● Direction
Output the data below in full, character for character.
── Given entries ──
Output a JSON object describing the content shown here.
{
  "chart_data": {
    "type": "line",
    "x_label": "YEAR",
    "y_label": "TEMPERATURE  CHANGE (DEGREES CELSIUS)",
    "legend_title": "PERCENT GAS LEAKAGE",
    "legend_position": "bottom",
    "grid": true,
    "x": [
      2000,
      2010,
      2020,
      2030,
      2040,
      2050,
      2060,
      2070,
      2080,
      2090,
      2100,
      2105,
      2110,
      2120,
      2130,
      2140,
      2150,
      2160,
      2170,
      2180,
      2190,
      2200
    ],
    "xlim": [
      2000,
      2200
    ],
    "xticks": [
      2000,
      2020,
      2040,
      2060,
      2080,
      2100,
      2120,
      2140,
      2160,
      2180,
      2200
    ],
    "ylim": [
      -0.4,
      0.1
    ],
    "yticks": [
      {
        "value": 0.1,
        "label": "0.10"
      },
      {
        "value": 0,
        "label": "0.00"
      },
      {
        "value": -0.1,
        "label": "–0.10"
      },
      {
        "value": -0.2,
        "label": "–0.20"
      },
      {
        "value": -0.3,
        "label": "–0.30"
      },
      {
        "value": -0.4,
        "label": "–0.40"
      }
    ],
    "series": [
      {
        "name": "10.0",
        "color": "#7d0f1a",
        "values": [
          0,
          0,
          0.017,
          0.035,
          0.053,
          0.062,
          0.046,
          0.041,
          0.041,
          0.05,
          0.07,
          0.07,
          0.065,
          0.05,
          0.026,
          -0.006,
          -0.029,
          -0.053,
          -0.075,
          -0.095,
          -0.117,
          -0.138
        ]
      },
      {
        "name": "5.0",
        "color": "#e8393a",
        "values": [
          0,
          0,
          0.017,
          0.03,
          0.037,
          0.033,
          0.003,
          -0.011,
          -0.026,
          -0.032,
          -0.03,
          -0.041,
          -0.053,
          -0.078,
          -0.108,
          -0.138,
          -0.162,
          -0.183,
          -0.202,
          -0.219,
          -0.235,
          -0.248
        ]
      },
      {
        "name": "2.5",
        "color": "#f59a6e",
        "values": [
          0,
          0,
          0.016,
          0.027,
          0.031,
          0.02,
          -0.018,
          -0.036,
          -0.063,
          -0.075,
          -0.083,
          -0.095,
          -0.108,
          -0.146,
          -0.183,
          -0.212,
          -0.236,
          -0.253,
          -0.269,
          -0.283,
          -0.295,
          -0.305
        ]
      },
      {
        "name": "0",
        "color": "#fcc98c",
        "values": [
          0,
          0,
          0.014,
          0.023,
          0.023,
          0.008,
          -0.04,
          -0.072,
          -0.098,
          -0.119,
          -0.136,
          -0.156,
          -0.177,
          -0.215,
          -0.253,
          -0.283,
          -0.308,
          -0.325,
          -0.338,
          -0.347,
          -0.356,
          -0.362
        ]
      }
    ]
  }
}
───
● The answer
Output a JSON object describing the content shown here.
{
  "chart_data": {
    "type": "line",
    "x_label": "YEAR",
    "y_label": "TEMPERATURE  CHANGE (DEGREES CELSIUS)",
    "legend_title": "PERCENT GAS LEAKAGE",
    "legend_position": "bottom",
    "grid": true,
    "x": [
      2000,
      2010,
      2020,
      2030,
      2040,
      2050,
      2060,
      2070,
      2080,
      2090,
      2100,
      2105,
      2110,
      2120,
      2130,
      2140,
      2150,
      2160,
      2170,
      2180,
      2190,
      2200
    ],
    "xlim": [
      2000,
      2200
    ],
    "xticks": [
      2000,
      2020,
      2040,
      2060,
      2080,
      2100,
      2120,
      2140,
      2160,
      2180,
      2200
    ],
    "ylim": [
      -0.4,
      0.1
    ],
    "yticks": [
      {
        "value": 0.1,
        "label": "0.10"
      },
      {
        "value": 0,
        "label": "0.00"
      },
      {
        "value": -0.1,
        "label": "–0.10"
      },
      {
        "value": -0.2,
        "label": "–0.20"
      },
      {
        "value": -0.3,
        "label": "–0.30"
      },
      {
        "value": -0.4,
        "label": "–0.40"
      }
    ],
    "series": [
      {
        "name": "10.0",
        "color": "#7d0f1a",
        "values": [
          0,
          0,
          0.017,
          0.035,
          0.053,
          0.062,
          0.046,
          0.041,
          0.041,
          0.05,
          0.07,
          0.07,
          0.065,
          0.05,
          0.026,
          -0.006,
          -0.029,
          -0.053,
          -0.075,
          -0.095,
          -0.117,
          -0.138
        ]
      },
      {
        "name": "5.0",
        "color": "#e8393a",
        "values": [
          0,
          0,
          0.017,
          0.03,
          0.037,
          0.033,
          0.003,
          -0.011,
          -0.026,
          -0.032,
          -0.03,
          -0.041,
          -0.053,
          -0.078,
          -0.108,
          -0.138,
          -0.162,
          -0.183,
          -0.202,
          -0.219,
          -0.235,
          -0.248
        ]
      },
      {
        "name": "2.5",
        "color": "#f59a6e",
        "values": [
          0,
          0,
          0.016,
          0.027,
          0.031,
          0.02,
          -0.018,
          -0.036,
          -0.063,
          -0.075,
          -0.083,
          -0.095,
          -0.108,
          -0.146,
          -0.183,
          -0.212,
          -0.236,
          -0.253,
          -0.269,
          -0.283,
          -0.295,
          -0.305
        ]
      },
      {
        "name": "0",
        "color": "#fcc98c",
        "values": [
          0,
          0,
          0.014,
          0.023,
          0.023,
          0.008,
          -0.04,
          -0.072,
          -0.098,
          -0.119,
          -0.136,
          -0.156,
          -0.177,
          -0.215,
          -0.253,
          -0.283,
          -0.308,
          -0.325,
          -0.338,
          -0.347,
          -0.356,
          -0.362
        ]
      }
    ]
  }
}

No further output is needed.